Stored dataset items
++++++

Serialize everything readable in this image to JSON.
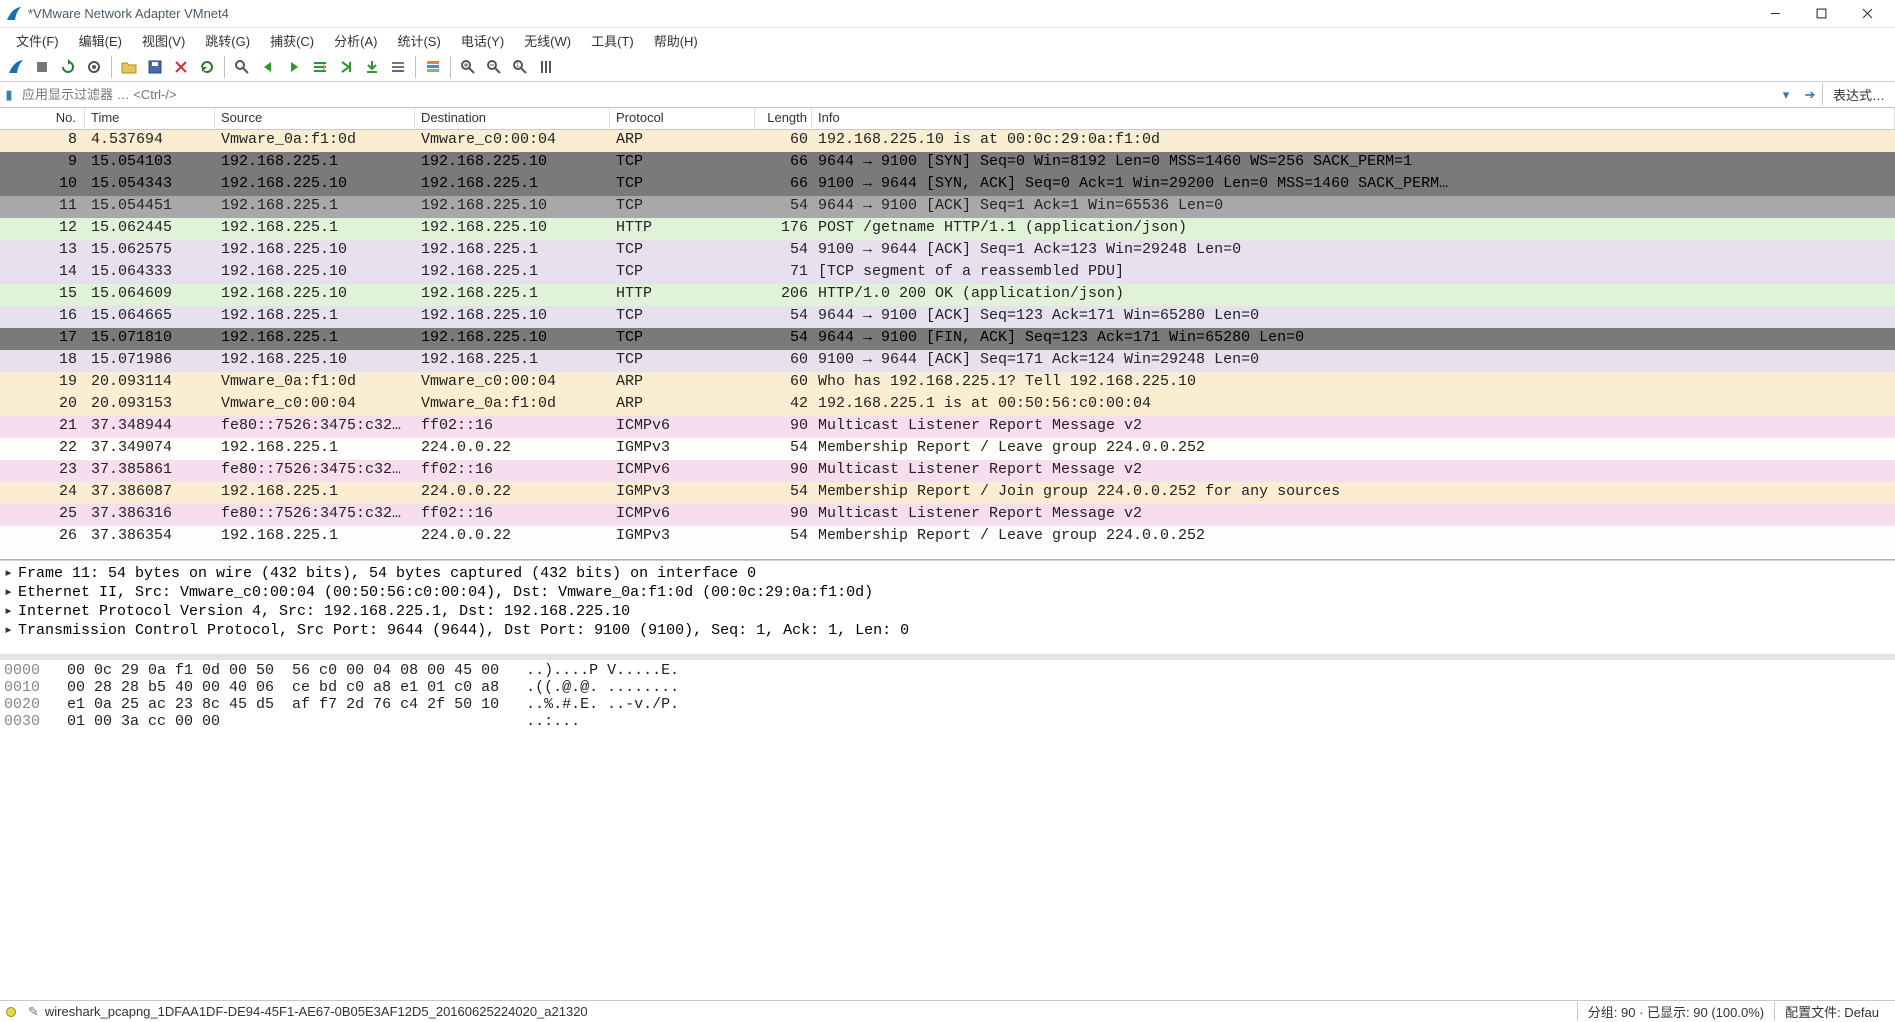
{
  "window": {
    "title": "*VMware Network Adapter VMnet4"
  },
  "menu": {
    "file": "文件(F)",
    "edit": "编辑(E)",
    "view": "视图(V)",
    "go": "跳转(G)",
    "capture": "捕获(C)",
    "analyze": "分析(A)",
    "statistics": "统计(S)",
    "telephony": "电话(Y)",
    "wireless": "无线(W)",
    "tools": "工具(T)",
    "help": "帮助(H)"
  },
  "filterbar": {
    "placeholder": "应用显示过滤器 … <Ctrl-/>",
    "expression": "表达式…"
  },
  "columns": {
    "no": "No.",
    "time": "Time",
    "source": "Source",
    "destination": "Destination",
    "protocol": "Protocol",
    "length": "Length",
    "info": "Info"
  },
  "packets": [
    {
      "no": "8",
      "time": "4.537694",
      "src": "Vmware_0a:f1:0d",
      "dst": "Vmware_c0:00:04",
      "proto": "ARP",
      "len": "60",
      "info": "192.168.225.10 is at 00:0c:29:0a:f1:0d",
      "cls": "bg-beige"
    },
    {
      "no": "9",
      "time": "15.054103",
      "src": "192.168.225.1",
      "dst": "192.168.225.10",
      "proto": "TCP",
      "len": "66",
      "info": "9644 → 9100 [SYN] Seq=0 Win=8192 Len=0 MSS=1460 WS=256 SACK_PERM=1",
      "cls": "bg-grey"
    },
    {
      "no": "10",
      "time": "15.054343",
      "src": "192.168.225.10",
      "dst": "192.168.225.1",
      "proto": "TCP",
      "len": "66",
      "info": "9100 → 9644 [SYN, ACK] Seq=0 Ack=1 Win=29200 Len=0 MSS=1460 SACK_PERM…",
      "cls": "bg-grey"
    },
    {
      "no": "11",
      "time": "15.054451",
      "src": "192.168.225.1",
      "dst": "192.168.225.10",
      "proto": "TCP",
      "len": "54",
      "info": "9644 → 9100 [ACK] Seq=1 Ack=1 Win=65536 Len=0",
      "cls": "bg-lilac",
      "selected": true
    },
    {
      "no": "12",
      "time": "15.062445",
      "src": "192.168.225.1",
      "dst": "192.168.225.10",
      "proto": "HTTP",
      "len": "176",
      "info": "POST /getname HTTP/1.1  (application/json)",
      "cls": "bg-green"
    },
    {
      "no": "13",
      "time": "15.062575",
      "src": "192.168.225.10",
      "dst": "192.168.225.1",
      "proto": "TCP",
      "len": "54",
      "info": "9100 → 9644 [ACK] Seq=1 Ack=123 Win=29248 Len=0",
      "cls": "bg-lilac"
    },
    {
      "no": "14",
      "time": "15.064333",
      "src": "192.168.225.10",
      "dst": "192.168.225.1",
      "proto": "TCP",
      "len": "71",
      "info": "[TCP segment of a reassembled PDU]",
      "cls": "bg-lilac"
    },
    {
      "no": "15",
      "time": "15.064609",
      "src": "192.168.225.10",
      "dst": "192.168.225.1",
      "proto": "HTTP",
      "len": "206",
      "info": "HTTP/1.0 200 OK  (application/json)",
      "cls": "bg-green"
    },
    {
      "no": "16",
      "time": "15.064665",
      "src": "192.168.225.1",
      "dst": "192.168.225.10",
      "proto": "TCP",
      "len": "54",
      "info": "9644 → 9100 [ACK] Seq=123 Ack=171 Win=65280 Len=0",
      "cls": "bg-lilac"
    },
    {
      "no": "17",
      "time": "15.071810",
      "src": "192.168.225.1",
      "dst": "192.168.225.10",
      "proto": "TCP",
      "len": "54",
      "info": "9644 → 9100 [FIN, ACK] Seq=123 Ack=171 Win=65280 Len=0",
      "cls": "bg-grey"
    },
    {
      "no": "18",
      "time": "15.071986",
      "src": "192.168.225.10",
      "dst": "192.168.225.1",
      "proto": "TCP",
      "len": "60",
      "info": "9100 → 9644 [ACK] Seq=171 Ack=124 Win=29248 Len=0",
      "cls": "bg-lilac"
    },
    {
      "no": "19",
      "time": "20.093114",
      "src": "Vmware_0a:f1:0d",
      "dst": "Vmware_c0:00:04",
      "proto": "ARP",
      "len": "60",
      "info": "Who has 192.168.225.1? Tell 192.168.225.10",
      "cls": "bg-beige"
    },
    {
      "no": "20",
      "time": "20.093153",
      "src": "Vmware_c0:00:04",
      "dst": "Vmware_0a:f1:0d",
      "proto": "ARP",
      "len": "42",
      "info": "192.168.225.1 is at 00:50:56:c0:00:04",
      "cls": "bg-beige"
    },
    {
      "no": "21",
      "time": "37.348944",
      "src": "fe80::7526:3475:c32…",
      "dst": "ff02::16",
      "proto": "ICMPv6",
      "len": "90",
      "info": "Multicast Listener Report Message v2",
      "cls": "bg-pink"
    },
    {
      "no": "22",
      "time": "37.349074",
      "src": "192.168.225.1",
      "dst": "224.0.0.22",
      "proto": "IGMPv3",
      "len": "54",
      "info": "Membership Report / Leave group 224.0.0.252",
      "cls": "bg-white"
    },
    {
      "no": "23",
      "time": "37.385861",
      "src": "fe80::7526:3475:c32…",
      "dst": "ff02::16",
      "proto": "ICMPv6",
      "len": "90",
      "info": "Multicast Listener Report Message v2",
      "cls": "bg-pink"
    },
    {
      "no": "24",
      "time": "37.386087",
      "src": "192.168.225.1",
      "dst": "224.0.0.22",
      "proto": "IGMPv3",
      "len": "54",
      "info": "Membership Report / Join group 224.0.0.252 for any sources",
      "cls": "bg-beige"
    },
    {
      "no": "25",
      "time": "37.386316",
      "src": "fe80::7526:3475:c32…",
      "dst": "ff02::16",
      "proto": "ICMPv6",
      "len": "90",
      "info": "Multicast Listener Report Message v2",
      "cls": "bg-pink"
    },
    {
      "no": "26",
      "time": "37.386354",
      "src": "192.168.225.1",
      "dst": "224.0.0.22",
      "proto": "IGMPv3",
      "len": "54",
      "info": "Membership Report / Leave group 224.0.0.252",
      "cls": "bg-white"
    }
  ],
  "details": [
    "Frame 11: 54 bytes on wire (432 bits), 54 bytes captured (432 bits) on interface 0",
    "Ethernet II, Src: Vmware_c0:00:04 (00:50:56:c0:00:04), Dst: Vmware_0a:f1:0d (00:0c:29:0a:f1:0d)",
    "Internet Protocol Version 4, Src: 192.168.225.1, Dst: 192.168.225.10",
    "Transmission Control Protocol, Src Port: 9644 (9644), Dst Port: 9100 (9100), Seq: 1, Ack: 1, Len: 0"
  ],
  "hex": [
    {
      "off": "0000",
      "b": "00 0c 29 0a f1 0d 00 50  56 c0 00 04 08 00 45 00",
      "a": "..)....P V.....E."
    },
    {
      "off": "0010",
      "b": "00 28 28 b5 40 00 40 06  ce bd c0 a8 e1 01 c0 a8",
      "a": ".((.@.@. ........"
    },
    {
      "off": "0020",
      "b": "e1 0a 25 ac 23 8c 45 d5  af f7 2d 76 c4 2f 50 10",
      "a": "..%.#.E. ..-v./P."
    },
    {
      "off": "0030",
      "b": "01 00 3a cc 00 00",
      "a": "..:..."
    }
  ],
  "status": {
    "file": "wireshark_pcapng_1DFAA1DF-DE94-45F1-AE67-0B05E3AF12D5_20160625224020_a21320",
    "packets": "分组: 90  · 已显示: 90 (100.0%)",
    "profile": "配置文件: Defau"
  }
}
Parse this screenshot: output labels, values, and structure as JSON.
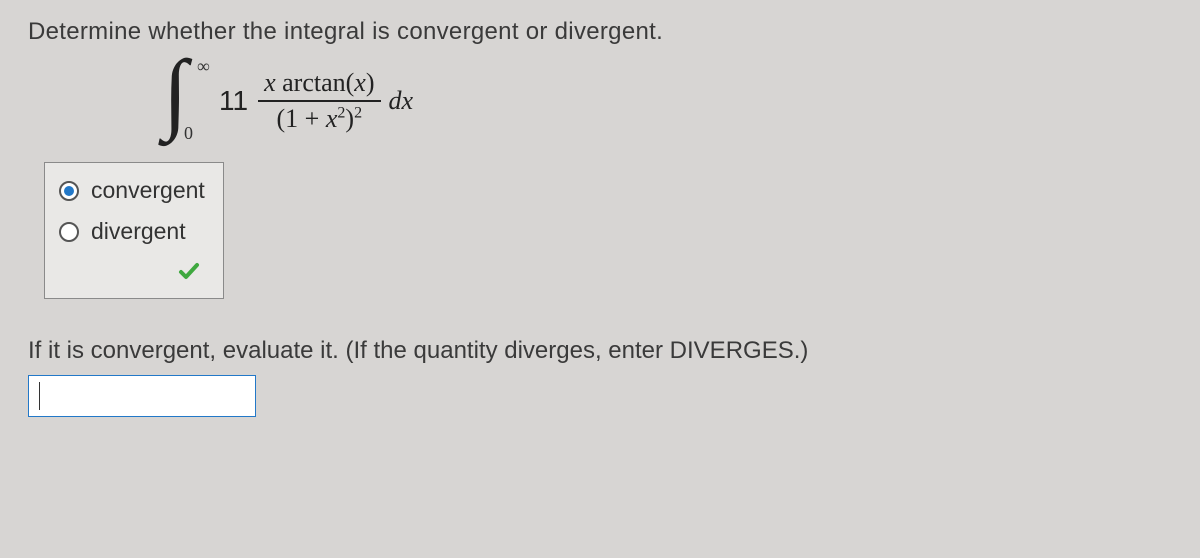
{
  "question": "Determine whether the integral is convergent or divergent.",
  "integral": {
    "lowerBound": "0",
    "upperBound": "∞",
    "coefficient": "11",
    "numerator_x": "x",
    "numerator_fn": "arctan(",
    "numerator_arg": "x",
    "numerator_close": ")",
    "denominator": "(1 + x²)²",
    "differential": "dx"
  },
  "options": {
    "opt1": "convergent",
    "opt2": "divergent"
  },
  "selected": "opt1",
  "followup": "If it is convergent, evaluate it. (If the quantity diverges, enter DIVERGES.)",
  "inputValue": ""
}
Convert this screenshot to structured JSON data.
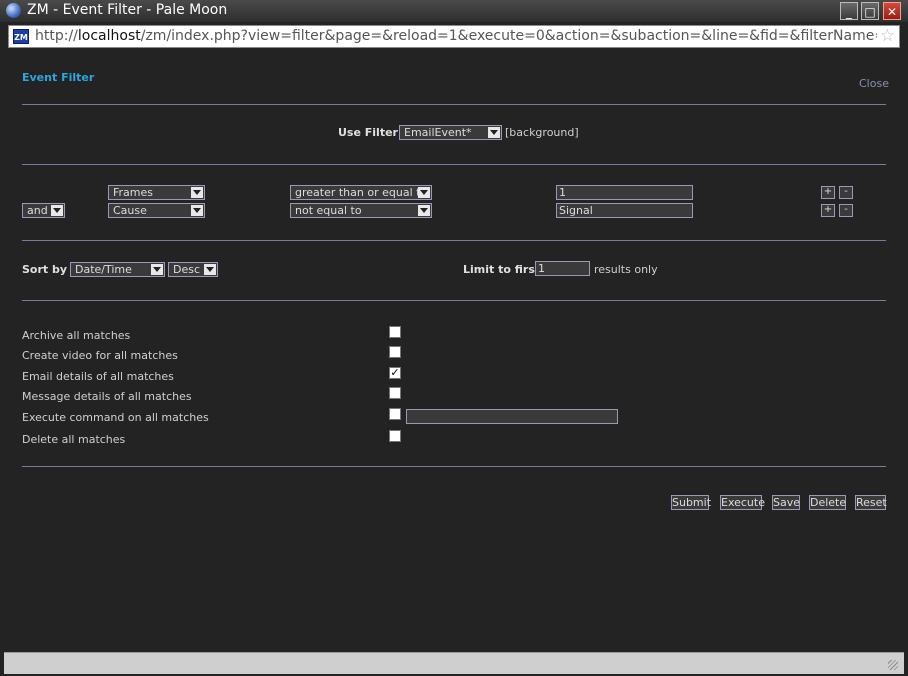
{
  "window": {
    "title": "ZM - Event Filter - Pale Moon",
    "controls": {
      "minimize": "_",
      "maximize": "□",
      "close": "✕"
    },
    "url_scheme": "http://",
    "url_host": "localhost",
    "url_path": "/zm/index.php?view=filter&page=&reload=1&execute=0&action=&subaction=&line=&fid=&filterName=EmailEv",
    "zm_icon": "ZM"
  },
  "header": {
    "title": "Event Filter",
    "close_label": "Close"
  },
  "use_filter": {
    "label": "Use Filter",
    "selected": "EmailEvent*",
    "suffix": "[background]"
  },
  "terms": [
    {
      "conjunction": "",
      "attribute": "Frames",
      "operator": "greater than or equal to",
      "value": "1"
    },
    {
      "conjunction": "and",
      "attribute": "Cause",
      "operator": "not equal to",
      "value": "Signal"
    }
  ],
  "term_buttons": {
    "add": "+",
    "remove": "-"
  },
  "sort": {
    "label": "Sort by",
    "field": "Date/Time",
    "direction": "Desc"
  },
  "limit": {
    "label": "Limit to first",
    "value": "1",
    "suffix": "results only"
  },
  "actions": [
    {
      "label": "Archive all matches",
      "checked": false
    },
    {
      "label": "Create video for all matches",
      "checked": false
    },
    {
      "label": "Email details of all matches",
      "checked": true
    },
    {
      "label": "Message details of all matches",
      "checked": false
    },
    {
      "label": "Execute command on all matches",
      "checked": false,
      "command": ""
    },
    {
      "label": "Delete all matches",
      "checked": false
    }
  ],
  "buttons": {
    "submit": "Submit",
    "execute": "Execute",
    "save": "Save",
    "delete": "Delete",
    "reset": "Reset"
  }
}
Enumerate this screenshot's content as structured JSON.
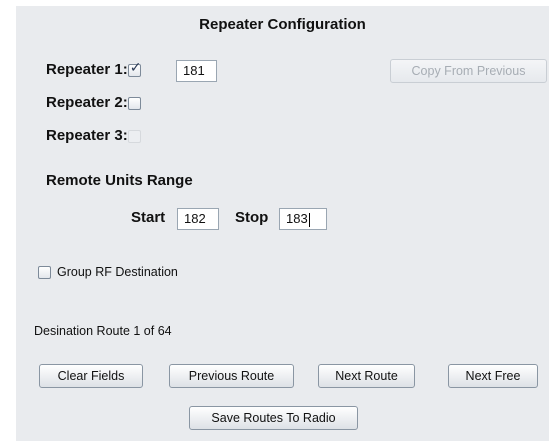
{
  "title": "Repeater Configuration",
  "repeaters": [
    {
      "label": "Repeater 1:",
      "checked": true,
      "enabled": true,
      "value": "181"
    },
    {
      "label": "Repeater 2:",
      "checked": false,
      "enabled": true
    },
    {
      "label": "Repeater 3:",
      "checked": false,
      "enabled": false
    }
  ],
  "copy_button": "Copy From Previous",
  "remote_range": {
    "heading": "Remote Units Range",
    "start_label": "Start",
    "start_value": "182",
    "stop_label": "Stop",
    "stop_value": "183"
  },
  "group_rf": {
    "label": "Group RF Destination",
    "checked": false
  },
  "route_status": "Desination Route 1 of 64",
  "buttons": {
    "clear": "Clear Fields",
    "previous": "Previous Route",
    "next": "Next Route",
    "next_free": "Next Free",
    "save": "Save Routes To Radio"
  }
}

++++++

— Challenge —
Emit an exact copy of the lines from the line bearing "Enumerate this screenshot's" through the last line above, inclusive, and leave the images out.

— The answer —
Enumerate this screenshot's content as structured JSON.
{
  "title": "Repeater Configuration",
  "repeaters": [
    {
      "label": "Repeater 1:",
      "checked": true,
      "enabled": true,
      "value": "181"
    },
    {
      "label": "Repeater 2:",
      "checked": false,
      "enabled": true
    },
    {
      "label": "Repeater 3:",
      "checked": false,
      "enabled": false
    }
  ],
  "copy_button": "Copy From Previous",
  "remote_range": {
    "heading": "Remote Units Range",
    "start_label": "Start",
    "start_value": "182",
    "stop_label": "Stop",
    "stop_value": "183"
  },
  "group_rf": {
    "label": "Group RF Destination",
    "checked": false
  },
  "route_status": "Desination Route 1 of 64",
  "buttons": {
    "clear": "Clear Fields",
    "previous": "Previous Route",
    "next": "Next Route",
    "next_free": "Next Free",
    "save": "Save Routes To Radio"
  }
}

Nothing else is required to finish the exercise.